**EXERCISE INSTRUCTIONS:** Using the material that follows, identify and copy each line with the string "page".

[Extracted data entries]
━━━
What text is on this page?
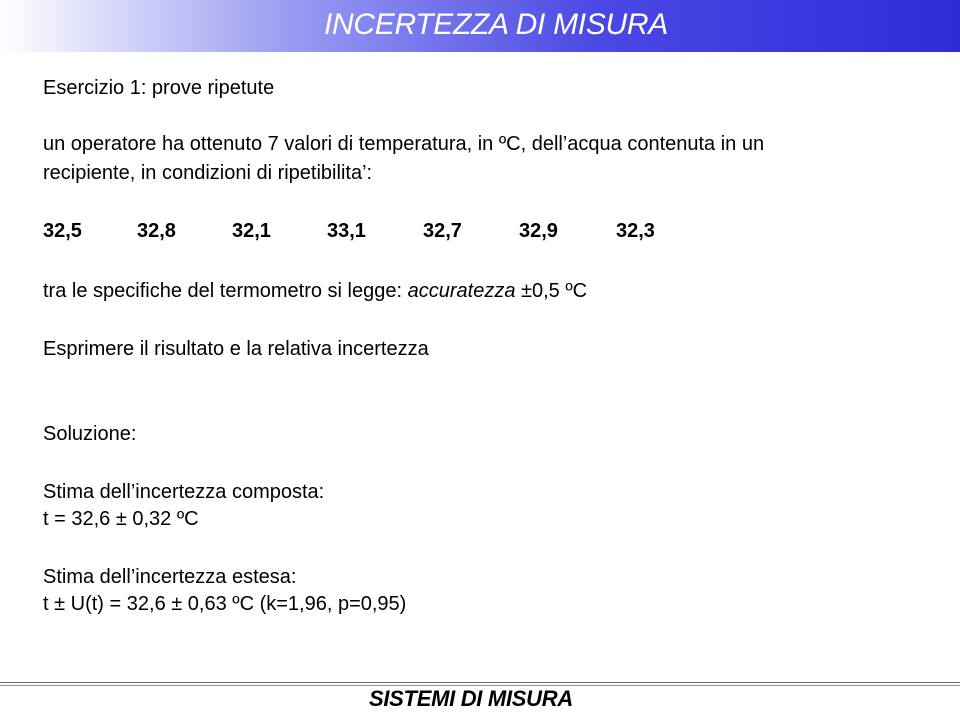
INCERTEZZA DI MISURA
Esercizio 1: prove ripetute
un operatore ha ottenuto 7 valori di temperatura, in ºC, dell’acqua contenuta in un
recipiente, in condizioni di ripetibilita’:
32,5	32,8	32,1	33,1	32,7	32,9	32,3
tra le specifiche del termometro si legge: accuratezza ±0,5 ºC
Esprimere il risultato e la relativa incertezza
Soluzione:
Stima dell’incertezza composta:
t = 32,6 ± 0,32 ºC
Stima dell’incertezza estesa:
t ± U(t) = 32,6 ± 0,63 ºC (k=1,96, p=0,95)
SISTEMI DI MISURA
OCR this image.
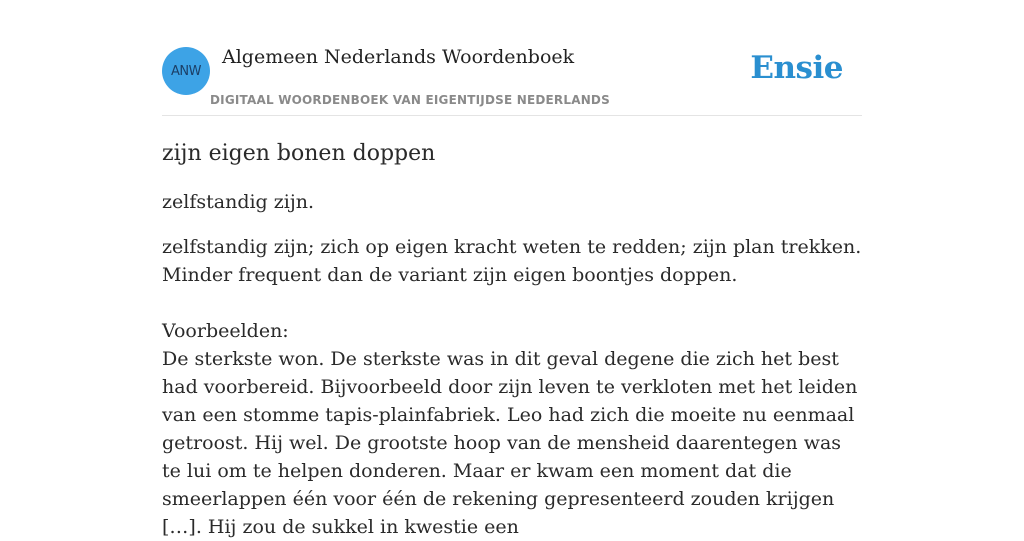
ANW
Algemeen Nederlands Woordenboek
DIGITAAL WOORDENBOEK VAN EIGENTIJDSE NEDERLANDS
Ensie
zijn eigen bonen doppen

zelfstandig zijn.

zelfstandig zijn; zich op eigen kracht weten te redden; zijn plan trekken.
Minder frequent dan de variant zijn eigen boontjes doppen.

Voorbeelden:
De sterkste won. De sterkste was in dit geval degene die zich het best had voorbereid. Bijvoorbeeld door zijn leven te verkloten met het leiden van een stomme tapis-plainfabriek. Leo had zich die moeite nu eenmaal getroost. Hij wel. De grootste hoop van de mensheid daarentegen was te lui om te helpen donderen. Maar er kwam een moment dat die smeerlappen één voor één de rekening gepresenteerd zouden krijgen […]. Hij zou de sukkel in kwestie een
━━━
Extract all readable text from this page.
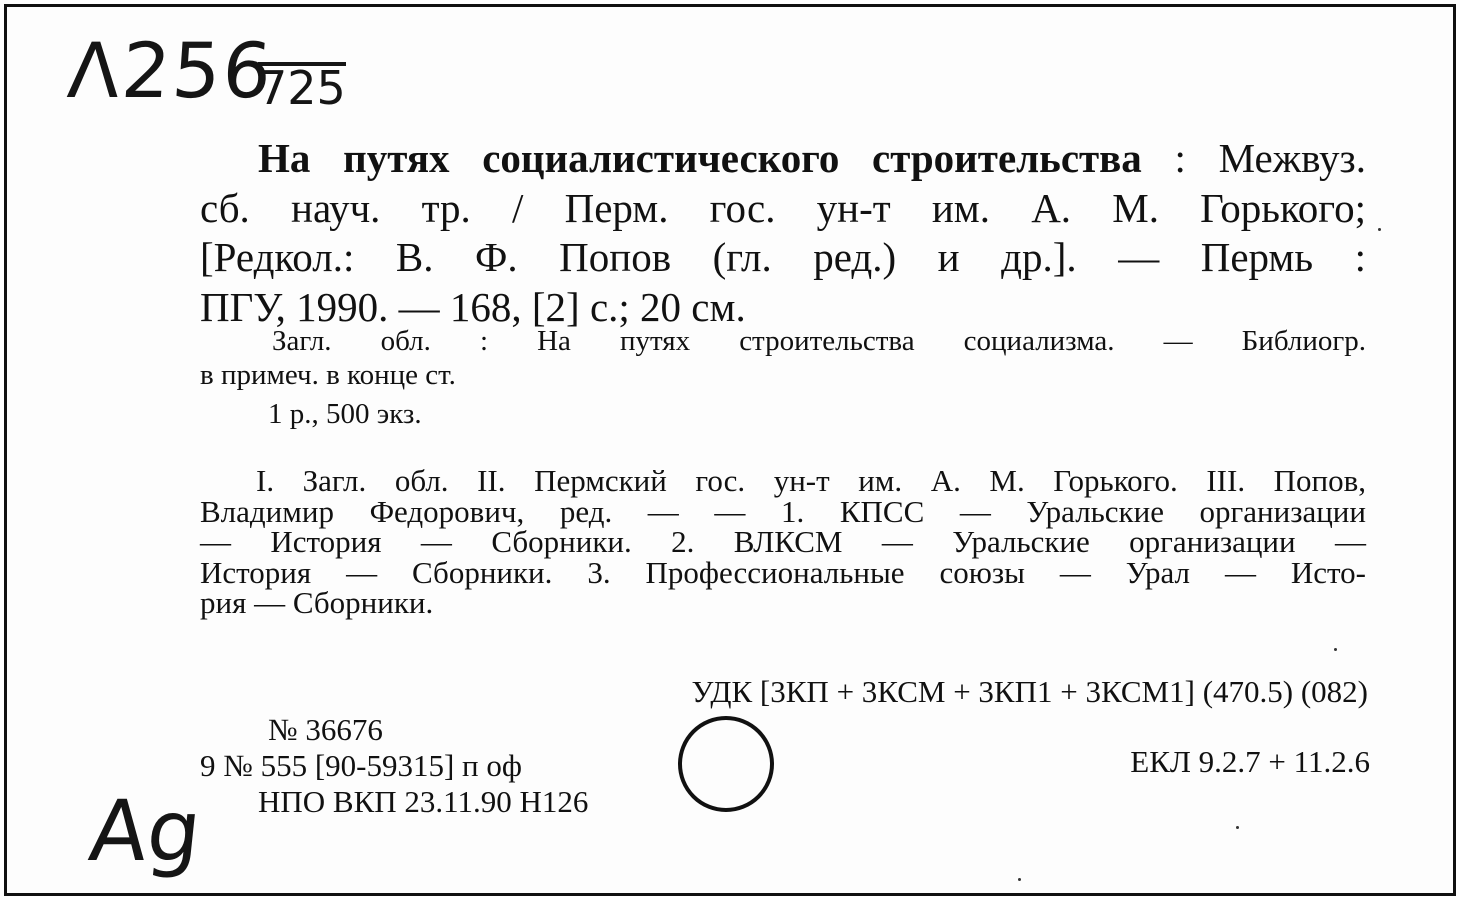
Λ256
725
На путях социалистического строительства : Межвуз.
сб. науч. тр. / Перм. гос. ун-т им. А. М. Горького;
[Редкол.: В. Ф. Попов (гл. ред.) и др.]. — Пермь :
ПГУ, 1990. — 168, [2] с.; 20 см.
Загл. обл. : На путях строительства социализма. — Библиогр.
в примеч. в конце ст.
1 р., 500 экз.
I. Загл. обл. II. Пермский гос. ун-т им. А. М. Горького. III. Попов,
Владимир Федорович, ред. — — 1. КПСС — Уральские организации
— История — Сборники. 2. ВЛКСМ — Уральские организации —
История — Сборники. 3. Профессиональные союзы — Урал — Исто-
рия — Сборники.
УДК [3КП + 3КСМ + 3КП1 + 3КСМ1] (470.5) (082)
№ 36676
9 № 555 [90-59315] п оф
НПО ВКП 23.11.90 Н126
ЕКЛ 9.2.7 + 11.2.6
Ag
━━━
**RESPONSE TO THE EXERCISE:**
What text is on this page?
Extract all readable text from this page.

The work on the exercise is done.